Comb through the entries for "Preceded" and pull out each line that holds it.

Source data:
* * *
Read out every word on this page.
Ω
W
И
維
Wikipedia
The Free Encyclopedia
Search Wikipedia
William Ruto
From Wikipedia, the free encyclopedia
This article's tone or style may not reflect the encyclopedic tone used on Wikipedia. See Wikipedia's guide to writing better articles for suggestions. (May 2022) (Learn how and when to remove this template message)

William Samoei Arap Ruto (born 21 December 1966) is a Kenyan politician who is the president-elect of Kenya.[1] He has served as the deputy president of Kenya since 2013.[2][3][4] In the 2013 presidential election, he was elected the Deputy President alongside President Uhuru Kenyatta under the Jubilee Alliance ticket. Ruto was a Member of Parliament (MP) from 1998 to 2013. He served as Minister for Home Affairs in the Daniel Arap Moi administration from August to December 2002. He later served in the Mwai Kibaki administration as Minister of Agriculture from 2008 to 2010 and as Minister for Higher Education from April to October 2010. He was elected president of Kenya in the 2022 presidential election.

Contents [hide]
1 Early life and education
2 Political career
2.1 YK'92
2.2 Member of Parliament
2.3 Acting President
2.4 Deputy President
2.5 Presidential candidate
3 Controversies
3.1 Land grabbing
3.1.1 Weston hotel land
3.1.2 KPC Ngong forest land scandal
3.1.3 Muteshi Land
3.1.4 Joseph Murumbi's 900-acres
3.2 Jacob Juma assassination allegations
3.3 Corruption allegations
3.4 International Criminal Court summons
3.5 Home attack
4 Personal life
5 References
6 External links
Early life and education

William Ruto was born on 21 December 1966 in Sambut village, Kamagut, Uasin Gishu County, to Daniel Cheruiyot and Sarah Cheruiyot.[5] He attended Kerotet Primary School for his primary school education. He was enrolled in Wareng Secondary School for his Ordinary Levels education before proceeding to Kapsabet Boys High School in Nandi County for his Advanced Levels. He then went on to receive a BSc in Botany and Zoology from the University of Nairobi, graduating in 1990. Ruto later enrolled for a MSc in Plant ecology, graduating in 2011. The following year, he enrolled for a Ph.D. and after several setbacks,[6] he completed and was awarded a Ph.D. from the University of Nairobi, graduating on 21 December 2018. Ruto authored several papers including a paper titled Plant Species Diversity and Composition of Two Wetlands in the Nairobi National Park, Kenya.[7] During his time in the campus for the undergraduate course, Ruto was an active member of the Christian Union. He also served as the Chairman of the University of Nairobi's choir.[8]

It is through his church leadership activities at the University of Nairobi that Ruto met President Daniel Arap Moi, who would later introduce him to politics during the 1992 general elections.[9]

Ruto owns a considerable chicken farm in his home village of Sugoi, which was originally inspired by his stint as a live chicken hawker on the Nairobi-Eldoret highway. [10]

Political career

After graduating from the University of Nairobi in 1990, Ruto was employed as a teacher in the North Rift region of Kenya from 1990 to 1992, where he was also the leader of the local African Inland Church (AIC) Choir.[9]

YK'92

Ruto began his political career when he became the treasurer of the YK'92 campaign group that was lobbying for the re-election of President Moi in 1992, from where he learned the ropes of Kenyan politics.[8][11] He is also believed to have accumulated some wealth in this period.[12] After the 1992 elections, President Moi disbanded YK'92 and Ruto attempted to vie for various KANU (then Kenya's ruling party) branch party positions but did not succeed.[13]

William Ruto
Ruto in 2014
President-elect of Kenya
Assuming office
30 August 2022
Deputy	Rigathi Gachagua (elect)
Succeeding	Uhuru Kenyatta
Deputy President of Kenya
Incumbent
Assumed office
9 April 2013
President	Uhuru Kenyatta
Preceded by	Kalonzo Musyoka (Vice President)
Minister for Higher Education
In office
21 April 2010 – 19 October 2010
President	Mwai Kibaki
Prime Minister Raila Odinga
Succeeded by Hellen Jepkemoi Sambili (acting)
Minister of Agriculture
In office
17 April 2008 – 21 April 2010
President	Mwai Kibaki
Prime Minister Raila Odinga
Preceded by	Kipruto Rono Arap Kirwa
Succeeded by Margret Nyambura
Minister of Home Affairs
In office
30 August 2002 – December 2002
* * *
REPLY TO THE EXERCISE:
Preceded by	Kalonzo Musyoka (Vice President)
Preceded by	Kipruto Rono Arap Kirwa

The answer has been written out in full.